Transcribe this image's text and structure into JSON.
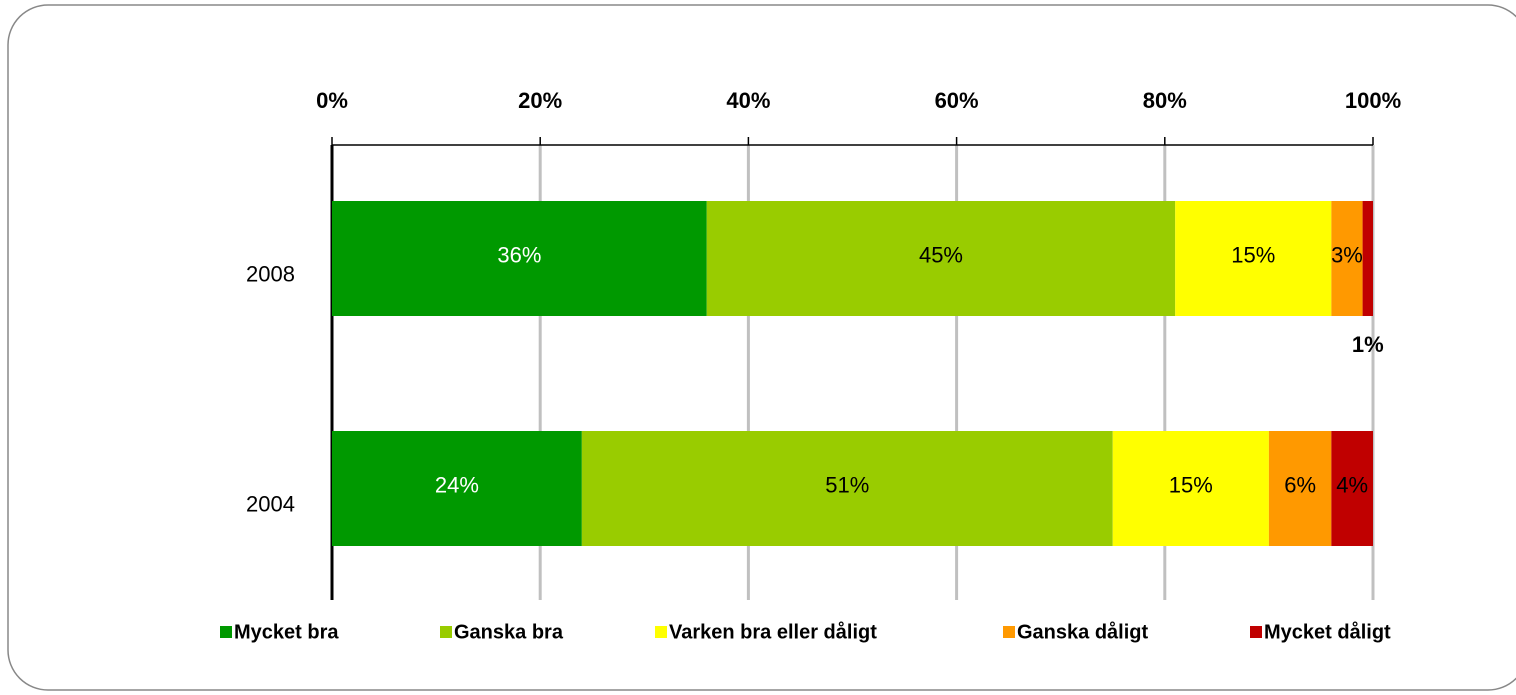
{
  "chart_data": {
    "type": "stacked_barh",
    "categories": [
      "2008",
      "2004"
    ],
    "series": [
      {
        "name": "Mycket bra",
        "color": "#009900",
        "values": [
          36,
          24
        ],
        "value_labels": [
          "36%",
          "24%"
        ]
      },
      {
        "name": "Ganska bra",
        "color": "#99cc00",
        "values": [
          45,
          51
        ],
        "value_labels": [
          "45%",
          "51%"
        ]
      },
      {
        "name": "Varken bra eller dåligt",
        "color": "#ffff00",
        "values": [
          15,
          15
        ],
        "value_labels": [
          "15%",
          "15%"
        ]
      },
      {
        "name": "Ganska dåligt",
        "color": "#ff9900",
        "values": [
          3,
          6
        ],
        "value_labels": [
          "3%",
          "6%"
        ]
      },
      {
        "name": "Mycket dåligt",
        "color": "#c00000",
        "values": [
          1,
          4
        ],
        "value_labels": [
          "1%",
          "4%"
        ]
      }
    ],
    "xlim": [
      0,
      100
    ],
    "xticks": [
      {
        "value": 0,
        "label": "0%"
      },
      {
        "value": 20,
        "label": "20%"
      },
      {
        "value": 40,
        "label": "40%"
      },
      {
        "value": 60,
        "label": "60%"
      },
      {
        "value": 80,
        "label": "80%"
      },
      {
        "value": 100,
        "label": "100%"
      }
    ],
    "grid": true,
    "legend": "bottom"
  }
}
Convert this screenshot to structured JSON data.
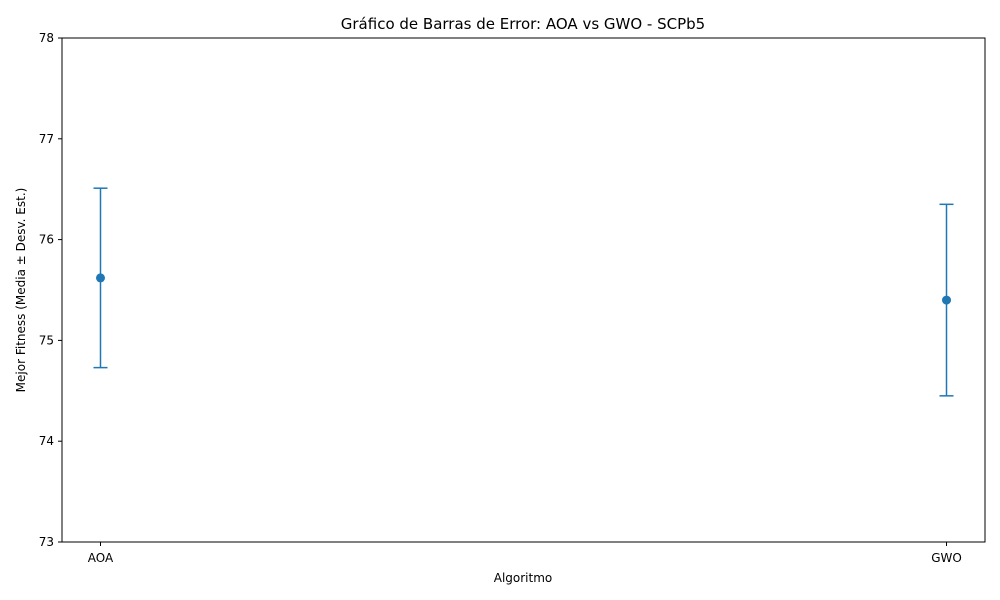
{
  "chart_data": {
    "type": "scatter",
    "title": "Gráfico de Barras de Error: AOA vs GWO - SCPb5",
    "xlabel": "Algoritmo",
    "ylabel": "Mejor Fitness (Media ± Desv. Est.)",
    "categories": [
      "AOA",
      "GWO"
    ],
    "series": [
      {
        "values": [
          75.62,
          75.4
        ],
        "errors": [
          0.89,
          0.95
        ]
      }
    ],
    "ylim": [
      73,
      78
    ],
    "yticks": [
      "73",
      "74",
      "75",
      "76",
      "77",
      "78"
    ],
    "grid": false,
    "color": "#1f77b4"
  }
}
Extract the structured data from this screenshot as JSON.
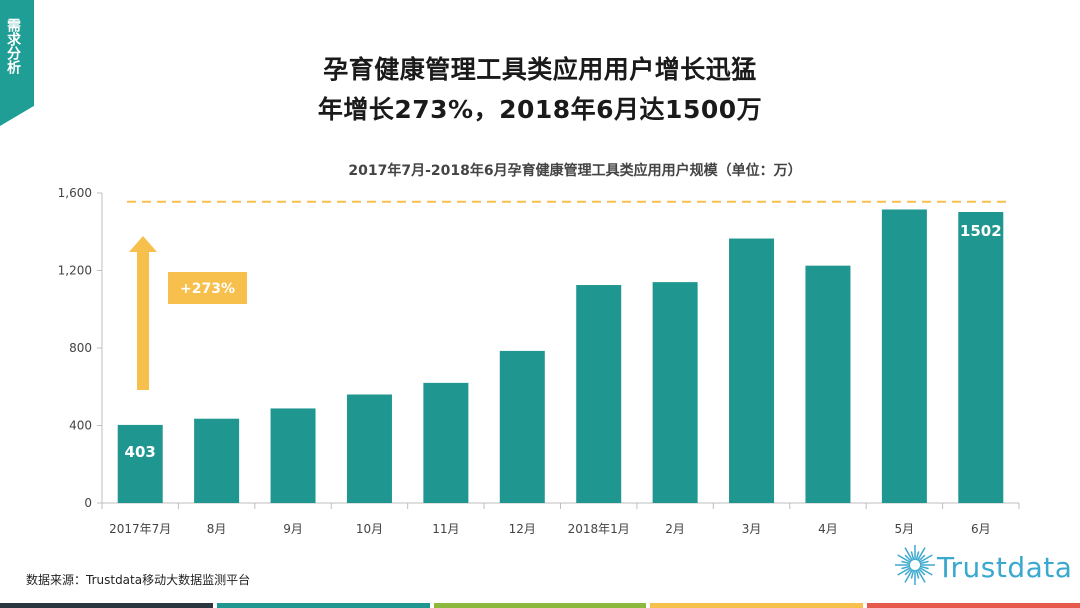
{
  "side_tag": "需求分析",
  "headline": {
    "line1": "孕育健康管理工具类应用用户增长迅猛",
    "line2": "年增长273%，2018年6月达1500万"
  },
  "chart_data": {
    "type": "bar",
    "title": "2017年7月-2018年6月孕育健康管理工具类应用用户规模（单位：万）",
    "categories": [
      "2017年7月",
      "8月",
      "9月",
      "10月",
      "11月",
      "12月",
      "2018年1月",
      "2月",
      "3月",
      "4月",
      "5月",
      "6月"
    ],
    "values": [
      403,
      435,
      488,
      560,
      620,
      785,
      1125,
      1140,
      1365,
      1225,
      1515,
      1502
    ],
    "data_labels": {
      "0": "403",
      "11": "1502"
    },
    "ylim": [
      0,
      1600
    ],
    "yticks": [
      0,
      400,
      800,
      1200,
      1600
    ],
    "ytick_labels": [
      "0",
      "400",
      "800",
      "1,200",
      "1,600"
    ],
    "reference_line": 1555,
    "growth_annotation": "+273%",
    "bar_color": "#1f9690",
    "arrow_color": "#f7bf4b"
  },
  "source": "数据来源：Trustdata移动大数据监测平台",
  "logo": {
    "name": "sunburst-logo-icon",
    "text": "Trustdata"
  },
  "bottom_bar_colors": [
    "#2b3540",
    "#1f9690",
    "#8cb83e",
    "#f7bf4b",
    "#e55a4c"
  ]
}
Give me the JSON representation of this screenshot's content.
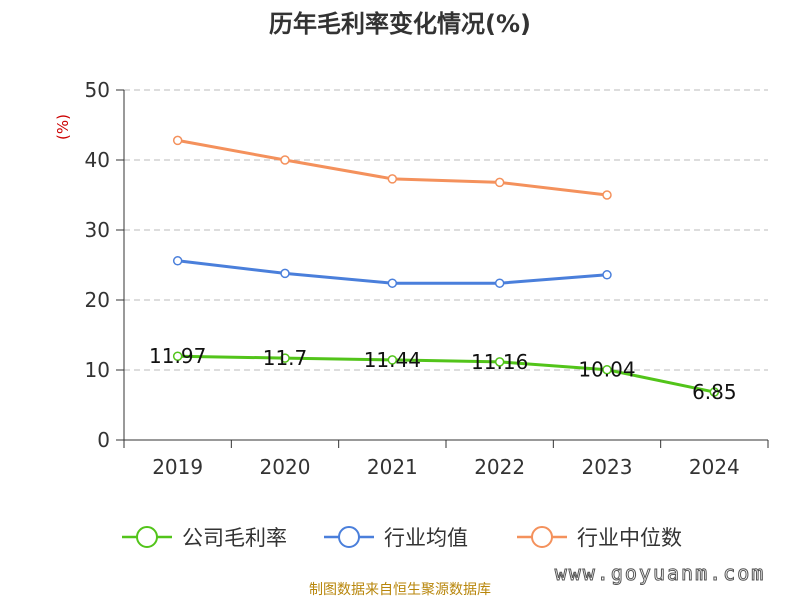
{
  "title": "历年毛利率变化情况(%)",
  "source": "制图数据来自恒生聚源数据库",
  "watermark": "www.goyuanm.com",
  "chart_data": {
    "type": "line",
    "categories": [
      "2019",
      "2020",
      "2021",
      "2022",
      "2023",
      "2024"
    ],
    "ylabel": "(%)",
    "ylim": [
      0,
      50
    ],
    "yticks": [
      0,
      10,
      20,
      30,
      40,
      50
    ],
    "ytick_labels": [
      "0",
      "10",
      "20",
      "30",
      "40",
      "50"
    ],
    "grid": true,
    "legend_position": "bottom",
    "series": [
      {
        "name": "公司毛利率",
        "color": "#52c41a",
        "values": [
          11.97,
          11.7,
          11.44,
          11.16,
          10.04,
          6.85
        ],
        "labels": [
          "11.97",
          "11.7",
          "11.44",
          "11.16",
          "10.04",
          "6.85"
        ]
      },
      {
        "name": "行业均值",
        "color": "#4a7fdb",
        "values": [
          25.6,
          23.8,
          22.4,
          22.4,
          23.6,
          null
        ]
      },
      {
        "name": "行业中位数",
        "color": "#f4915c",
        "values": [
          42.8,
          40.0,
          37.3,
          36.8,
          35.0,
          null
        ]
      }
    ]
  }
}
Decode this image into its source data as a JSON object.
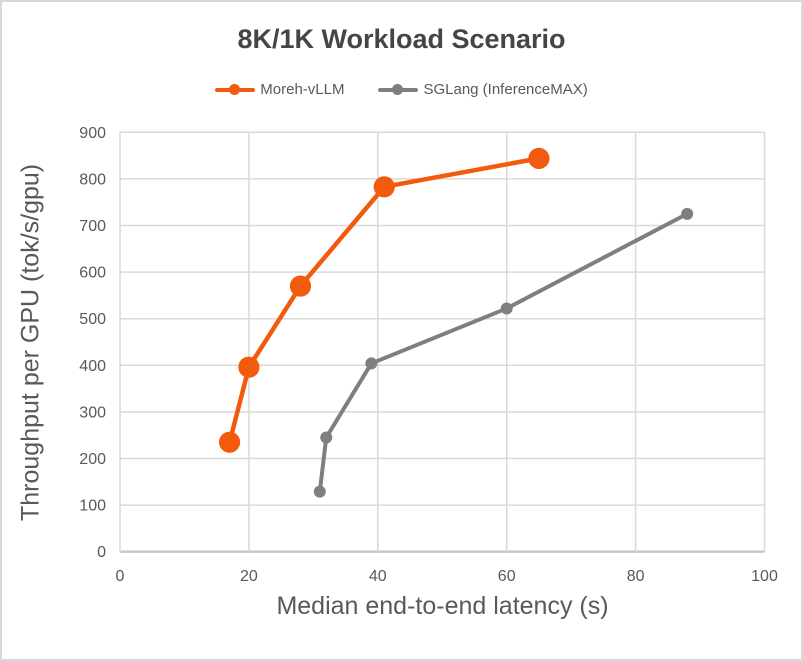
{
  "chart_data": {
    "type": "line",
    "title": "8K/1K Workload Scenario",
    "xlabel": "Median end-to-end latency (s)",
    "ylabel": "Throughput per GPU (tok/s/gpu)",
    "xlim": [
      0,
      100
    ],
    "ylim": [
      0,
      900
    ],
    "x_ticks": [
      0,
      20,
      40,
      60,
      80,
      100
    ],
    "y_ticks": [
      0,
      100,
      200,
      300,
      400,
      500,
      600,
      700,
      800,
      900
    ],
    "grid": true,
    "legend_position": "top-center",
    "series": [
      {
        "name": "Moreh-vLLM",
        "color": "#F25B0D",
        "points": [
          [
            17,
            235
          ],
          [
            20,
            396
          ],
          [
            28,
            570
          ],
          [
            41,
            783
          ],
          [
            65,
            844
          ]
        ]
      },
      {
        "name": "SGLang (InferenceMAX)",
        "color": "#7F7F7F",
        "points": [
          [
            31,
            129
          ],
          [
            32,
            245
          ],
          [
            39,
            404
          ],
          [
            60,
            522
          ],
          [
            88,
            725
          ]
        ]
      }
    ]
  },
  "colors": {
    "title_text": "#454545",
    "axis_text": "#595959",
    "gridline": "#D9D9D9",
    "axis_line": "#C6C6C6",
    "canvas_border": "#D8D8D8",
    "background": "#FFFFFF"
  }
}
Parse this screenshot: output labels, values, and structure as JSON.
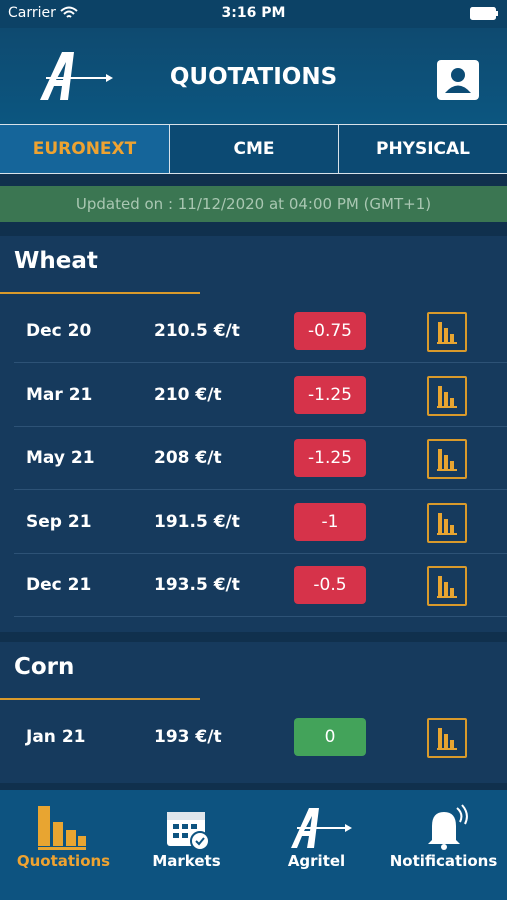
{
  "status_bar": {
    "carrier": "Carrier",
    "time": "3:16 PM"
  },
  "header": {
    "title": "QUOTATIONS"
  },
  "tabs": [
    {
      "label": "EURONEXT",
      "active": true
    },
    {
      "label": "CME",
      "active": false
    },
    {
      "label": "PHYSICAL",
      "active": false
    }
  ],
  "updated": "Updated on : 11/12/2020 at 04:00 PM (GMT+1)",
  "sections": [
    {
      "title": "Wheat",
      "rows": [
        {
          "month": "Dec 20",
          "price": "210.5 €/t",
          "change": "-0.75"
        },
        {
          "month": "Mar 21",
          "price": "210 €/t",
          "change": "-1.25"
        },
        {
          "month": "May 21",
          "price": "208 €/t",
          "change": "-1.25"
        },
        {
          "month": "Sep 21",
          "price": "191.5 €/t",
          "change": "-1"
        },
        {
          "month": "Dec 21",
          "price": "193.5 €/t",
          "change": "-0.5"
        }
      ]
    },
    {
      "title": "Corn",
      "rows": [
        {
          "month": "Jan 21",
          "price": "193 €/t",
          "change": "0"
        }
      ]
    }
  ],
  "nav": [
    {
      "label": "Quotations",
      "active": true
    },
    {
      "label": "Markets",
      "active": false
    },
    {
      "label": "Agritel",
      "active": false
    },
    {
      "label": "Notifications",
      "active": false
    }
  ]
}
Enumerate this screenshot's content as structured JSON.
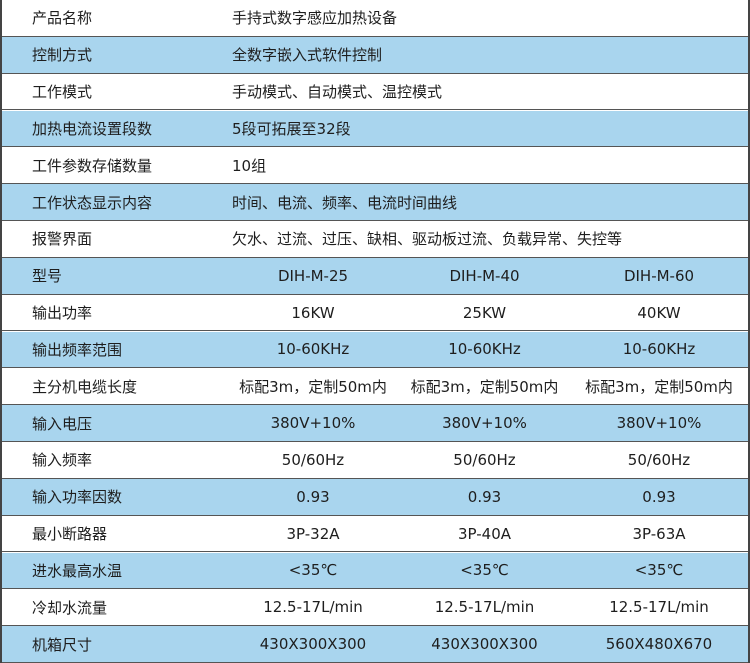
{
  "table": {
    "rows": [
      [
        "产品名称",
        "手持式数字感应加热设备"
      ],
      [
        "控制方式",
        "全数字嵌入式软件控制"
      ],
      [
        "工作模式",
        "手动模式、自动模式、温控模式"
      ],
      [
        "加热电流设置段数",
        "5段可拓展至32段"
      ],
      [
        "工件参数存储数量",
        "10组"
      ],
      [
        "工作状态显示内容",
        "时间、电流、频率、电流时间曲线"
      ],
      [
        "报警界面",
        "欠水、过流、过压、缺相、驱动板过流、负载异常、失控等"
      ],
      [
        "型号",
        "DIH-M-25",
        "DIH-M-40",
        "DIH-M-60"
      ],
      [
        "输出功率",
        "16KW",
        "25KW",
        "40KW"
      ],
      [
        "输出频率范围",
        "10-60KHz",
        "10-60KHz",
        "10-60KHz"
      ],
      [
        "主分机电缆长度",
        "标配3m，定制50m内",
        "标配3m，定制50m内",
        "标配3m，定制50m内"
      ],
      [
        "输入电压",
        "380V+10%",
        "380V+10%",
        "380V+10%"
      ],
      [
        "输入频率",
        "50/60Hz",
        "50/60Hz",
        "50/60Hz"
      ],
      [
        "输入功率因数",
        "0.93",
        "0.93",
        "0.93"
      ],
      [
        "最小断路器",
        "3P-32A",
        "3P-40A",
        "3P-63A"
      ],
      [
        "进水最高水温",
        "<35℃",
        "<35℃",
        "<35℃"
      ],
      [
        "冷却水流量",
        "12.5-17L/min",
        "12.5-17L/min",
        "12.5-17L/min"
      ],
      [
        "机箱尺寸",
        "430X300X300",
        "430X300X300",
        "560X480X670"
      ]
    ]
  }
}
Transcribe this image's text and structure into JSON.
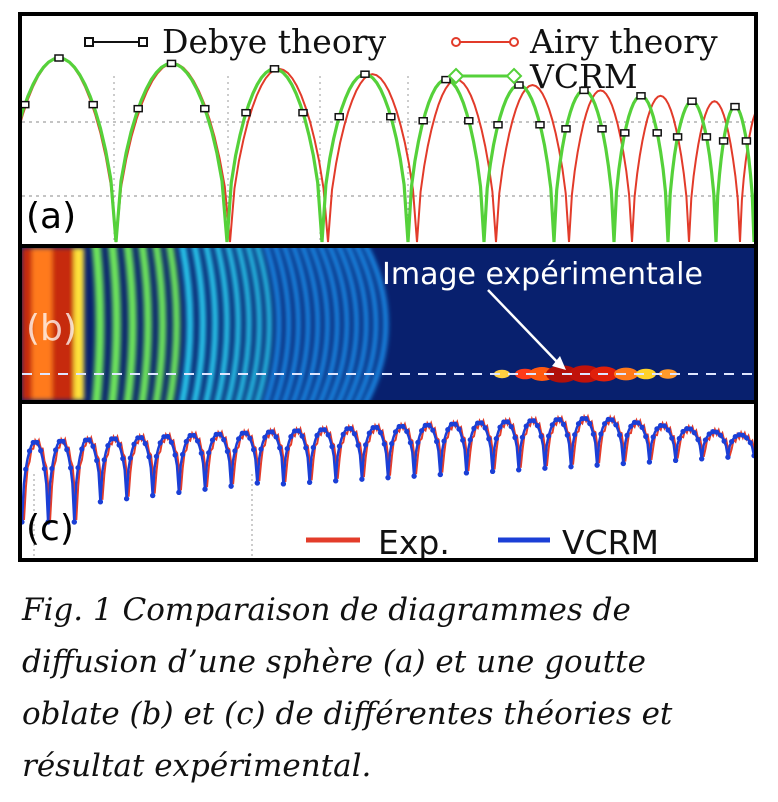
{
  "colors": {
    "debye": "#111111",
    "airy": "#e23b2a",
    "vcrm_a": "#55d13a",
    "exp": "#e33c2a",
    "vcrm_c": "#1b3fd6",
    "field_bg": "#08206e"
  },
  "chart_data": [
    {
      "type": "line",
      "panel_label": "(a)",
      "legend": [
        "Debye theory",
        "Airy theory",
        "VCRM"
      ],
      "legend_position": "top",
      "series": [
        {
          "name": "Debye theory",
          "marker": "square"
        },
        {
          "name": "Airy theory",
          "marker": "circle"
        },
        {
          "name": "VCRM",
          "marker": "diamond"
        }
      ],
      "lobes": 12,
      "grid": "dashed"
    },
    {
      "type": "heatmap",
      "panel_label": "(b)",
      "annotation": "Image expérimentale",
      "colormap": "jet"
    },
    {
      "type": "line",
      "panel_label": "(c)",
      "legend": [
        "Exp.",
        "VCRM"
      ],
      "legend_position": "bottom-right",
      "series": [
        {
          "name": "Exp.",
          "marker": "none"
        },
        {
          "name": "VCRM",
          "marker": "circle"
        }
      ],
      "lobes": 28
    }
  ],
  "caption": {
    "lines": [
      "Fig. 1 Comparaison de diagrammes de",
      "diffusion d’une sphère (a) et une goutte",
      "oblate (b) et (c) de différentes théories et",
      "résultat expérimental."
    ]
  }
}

• **Objective**: Count every line above that holds the word "price", and state the number and nothing more.

• **Answer to the exercise**: 6